Annotated element entries:
..............................
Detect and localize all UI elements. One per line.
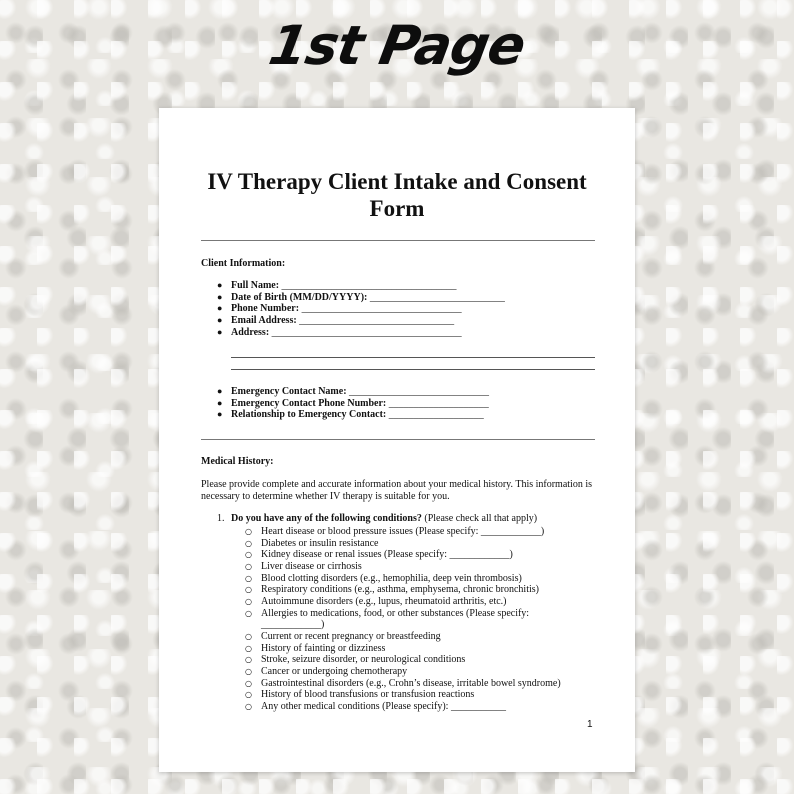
field-label: Email Address:: [231, 315, 297, 327]
medical-history-intro: Please provide complete and accurate information about your medical history. This information is necessary to determine whether IV therapy is suitable for you.: [201, 479, 593, 502]
blank-line: ________________________________: [299, 303, 462, 315]
circle-bullet-icon: ○: [245, 608, 252, 618]
circle-bullet-icon: ○: [245, 596, 252, 606]
condition-text: Any other medical conditions (Please specify): ___________: [261, 700, 506, 712]
condition-item: [245, 596, 561, 608]
field-label: Phone Number:: [231, 303, 300, 315]
condition-item: [245, 549, 561, 561]
condition-item: [245, 538, 561, 550]
page-number: 1: [587, 719, 593, 730]
condition-text: Kidney disease or renal issues (Please specify: ____________): [261, 549, 513, 561]
emergency-contact-list: [217, 386, 489, 421]
condition-item: [245, 573, 561, 585]
conditions-list: [245, 526, 561, 713]
condition-item: [245, 584, 561, 596]
address-line: [231, 369, 595, 370]
condition-item: [245, 701, 561, 713]
field-label: Address:: [231, 326, 270, 338]
field-date-of-birth: [217, 292, 505, 304]
blank-line: _______________________________: [296, 315, 455, 327]
condition-text: History of fainting or dizziness: [261, 642, 386, 654]
circle-bullet-icon: ○: [245, 585, 252, 595]
blank-line: ___________________: [386, 409, 484, 421]
bullet-icon: ●: [217, 326, 223, 337]
condition-item: [245, 526, 561, 538]
circle-bullet-icon: ○: [245, 550, 252, 560]
circle-bullet-icon: ○: [245, 678, 252, 688]
blank-line: ___________________________________: [279, 280, 457, 291]
condition-text: Liver disease or cirrhosis: [261, 560, 362, 572]
circle-bullet-icon: ○: [245, 573, 252, 583]
field-label: Date of Birth (MM/DD/YYYY):: [231, 291, 368, 303]
condition-text: History of blood transfusions or transfusion reactions: [261, 689, 475, 701]
circle-bullet-icon: ○: [245, 701, 252, 711]
bullet-icon: ●: [217, 409, 223, 420]
bullet-icon: ●: [217, 386, 223, 396]
condition-text: Blood clotting disorders (e.g., hemophilia, deep vein thrombosis): [261, 572, 522, 584]
bullet-icon: ●: [217, 397, 223, 408]
field-full-name: [217, 280, 505, 292]
condition-text: ____________): [261, 619, 325, 631]
circle-bullet-icon: ○: [245, 666, 252, 676]
condition-text: Respiratory conditions (e.g., asthma, emphysema, chronic bronchitis): [261, 584, 539, 596]
condition-text: Gastrointestinal disorders (e.g., Crohn’s disease, irritable bowel syndrome): [261, 677, 561, 689]
condition-text: Current or recent pregnancy or breastfeeding: [261, 630, 441, 642]
condition-text: Allergies to medications, food, or other substances (Please specify:: [261, 607, 530, 619]
bullet-icon: ●: [217, 315, 223, 326]
condition-item: [245, 654, 561, 666]
circle-bullet-icon: ○: [245, 643, 252, 653]
bullet-icon: ●: [217, 280, 223, 290]
condition-text: Cancer or undergoing chemotherapy: [261, 665, 408, 677]
client-info-list: [217, 280, 505, 339]
condition-item: [245, 678, 561, 690]
bullet-icon: ●: [217, 291, 223, 302]
condition-text: Heart disease or blood pressure issues (Please specify: ____________): [261, 526, 545, 537]
form-title: IV Therapy Client Intake and Consent Form: [207, 169, 587, 221]
field-label: Emergency Contact Name:: [231, 386, 347, 397]
circle-bullet-icon: ○: [245, 690, 252, 700]
condition-item: [245, 608, 561, 620]
circle-bullet-icon: ○: [245, 631, 252, 641]
blank-line: ____________________________: [346, 386, 490, 397]
circle-bullet-icon: ○: [245, 527, 252, 536]
page-banner: 1st Page: [264, 14, 530, 77]
blank-line: ____________________: [386, 397, 489, 409]
bullet-icon: ●: [217, 303, 223, 314]
condition-item-continued: [245, 619, 561, 631]
condition-text: Diabetes or insulin resistance: [261, 537, 379, 549]
document-page: [159, 108, 635, 772]
question-number: 1.: [217, 513, 225, 524]
field-emergency-phone: [217, 398, 489, 410]
question-text: Do you have any of the following conditions?: [231, 513, 422, 524]
condition-item: [245, 631, 561, 643]
field-email-address: [217, 315, 505, 327]
field-label: Relationship to Emergency Contact:: [231, 409, 387, 421]
address-line: [231, 357, 595, 358]
question-1: [217, 513, 537, 525]
condition-item: [245, 561, 561, 573]
question-note: (Please check all that apply): [421, 513, 538, 524]
circle-bullet-icon: ○: [245, 538, 252, 548]
field-address: [217, 327, 505, 339]
field-phone-number: [217, 303, 505, 315]
divider: [201, 240, 595, 241]
condition-item: [245, 689, 561, 701]
field-emergency-relationship: [217, 409, 489, 421]
circle-bullet-icon: ○: [245, 561, 252, 571]
blank-line: ______________________________________: [269, 326, 462, 338]
condition-text: Stroke, seizure disorder, or neurological conditions: [261, 654, 466, 666]
condition-item: [245, 666, 561, 678]
medical-history-heading: Medical History:: [201, 456, 274, 467]
field-label: Emergency Contact Phone Number:: [231, 397, 387, 409]
circle-bullet-icon: ○: [245, 655, 252, 665]
client-info-heading: Client Information:: [201, 258, 286, 269]
field-emergency-name: [217, 386, 489, 398]
condition-text: Autoimmune disorders (e.g., lupus, rheumatoid arthritis, etc.): [261, 595, 507, 607]
blank-line: ___________________________: [367, 291, 505, 303]
condition-item: [245, 643, 561, 655]
divider: [201, 439, 595, 440]
field-label: Full Name:: [231, 280, 280, 291]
..............................
### Brief
Pull out every line of the rows above and reproduce each one unchanged, without the pictures.

### Task output
Detect and localize all UI elements. One per line.
field-label: Email Address:: [231, 315, 297, 327]
medical-history-intro: Please provide complete and accurate information about your medical history. This information is necessary to determine whether IV therapy is suitable for you.: [201, 479, 593, 502]
blank-line: ________________________________: [299, 303, 462, 315]
circle-bullet-icon: ○: [245, 608, 252, 618]
circle-bullet-icon: ○: [245, 596, 252, 606]
condition-text: Any other medical conditions (Please specify): ___________: [261, 700, 506, 712]
condition-item: [245, 596, 561, 608]
field-label: Phone Number:: [231, 303, 300, 315]
condition-item: [245, 549, 561, 561]
condition-item: [245, 538, 561, 550]
page-number: 1: [587, 719, 593, 730]
condition-text: Kidney disease or renal issues (Please specify: ____________): [261, 549, 513, 561]
emergency-contact-list: [217, 386, 489, 421]
condition-item: [245, 573, 561, 585]
conditions-list: [245, 526, 561, 713]
condition-item: [245, 584, 561, 596]
address-line: [231, 369, 595, 370]
condition-item: [245, 701, 561, 713]
field-label: Address:: [231, 326, 270, 338]
field-date-of-birth: [217, 292, 505, 304]
blank-line: _______________________________: [296, 315, 455, 327]
condition-text: History of fainting or dizziness: [261, 642, 386, 654]
circle-bullet-icon: ○: [245, 585, 252, 595]
blank-line: ___________________: [386, 409, 484, 421]
bullet-icon: ●: [217, 326, 223, 337]
condition-item: [245, 526, 561, 538]
circle-bullet-icon: ○: [245, 550, 252, 560]
circle-bullet-icon: ○: [245, 678, 252, 688]
blank-line: ___________________________________: [279, 280, 457, 291]
condition-text: Liver disease or cirrhosis: [261, 560, 362, 572]
circle-bullet-icon: ○: [245, 573, 252, 583]
field-label: Date of Birth (MM/DD/YYYY):: [231, 291, 368, 303]
condition-text: History of blood transfusions or transfusion reactions: [261, 689, 475, 701]
circle-bullet-icon: ○: [245, 701, 252, 711]
bullet-icon: ●: [217, 409, 223, 420]
bullet-icon: ●: [217, 386, 223, 396]
condition-text: Blood clotting disorders (e.g., hemophilia, deep vein thrombosis): [261, 572, 522, 584]
bullet-icon: ●: [217, 397, 223, 408]
field-full-name: [217, 280, 505, 292]
condition-text: ____________): [261, 619, 325, 631]
circle-bullet-icon: ○: [245, 666, 252, 676]
condition-text: Respiratory conditions (e.g., asthma, emphysema, chronic bronchitis): [261, 584, 539, 596]
condition-text: Gastrointestinal disorders (e.g., Crohn’s disease, irritable bowel syndrome): [261, 677, 561, 689]
condition-text: Current or recent pregnancy or breastfeeding: [261, 630, 441, 642]
condition-text: Allergies to medications, food, or other substances (Please specify:: [261, 607, 530, 619]
bullet-icon: ●: [217, 315, 223, 326]
condition-item: [245, 654, 561, 666]
circle-bullet-icon: ○: [245, 643, 252, 653]
bullet-icon: ●: [217, 280, 223, 290]
condition-text: Cancer or undergoing chemotherapy: [261, 665, 408, 677]
client-info-list: [217, 280, 505, 339]
condition-item: [245, 678, 561, 690]
bullet-icon: ●: [217, 291, 223, 302]
condition-text: Heart disease or blood pressure issues (Please specify: ____________): [261, 526, 545, 537]
form-title: IV Therapy Client Intake and Consent Form: [207, 169, 587, 221]
field-label: Emergency Contact Name:: [231, 386, 347, 397]
circle-bullet-icon: ○: [245, 690, 252, 700]
condition-item: [245, 608, 561, 620]
circle-bullet-icon: ○: [245, 631, 252, 641]
blank-line: ____________________________: [346, 386, 490, 397]
circle-bullet-icon: ○: [245, 527, 252, 536]
page-banner: 1st Page: [264, 14, 530, 77]
blank-line: ____________________: [386, 397, 489, 409]
bullet-icon: ●: [217, 303, 223, 314]
condition-item-continued: [245, 619, 561, 631]
condition-text: Diabetes or insulin resistance: [261, 537, 379, 549]
document-page: [159, 108, 635, 772]
question-number: 1.: [217, 513, 225, 524]
field-emergency-phone: [217, 398, 489, 410]
question-text: Do you have any of the following conditions?: [231, 513, 422, 524]
condition-item: [245, 631, 561, 643]
field-email-address: [217, 315, 505, 327]
field-label: Relationship to Emergency Contact:: [231, 409, 387, 421]
address-line: [231, 357, 595, 358]
question-1: [217, 513, 537, 525]
condition-item: [245, 561, 561, 573]
question-note: (Please check all that apply): [421, 513, 538, 524]
circle-bullet-icon: ○: [245, 538, 252, 548]
field-address: [217, 327, 505, 339]
field-phone-number: [217, 303, 505, 315]
divider: [201, 240, 595, 241]
condition-item: [245, 689, 561, 701]
field-emergency-relationship: [217, 409, 489, 421]
circle-bullet-icon: ○: [245, 561, 252, 571]
blank-line: ______________________________________: [269, 326, 462, 338]
condition-text: Stroke, seizure disorder, or neurological conditions: [261, 654, 466, 666]
condition-item: [245, 666, 561, 678]
medical-history-heading: Medical History:: [201, 456, 274, 467]
field-label: Emergency Contact Phone Number:: [231, 397, 387, 409]
circle-bullet-icon: ○: [245, 655, 252, 665]
client-info-heading: Client Information:: [201, 258, 286, 269]
field-emergency-name: [217, 386, 489, 398]
condition-text: Autoimmune disorders (e.g., lupus, rheumatoid arthritis, etc.): [261, 595, 507, 607]
blank-line: ___________________________: [367, 291, 505, 303]
condition-item: [245, 643, 561, 655]
divider: [201, 439, 595, 440]
field-label: Full Name:: [231, 280, 280, 291]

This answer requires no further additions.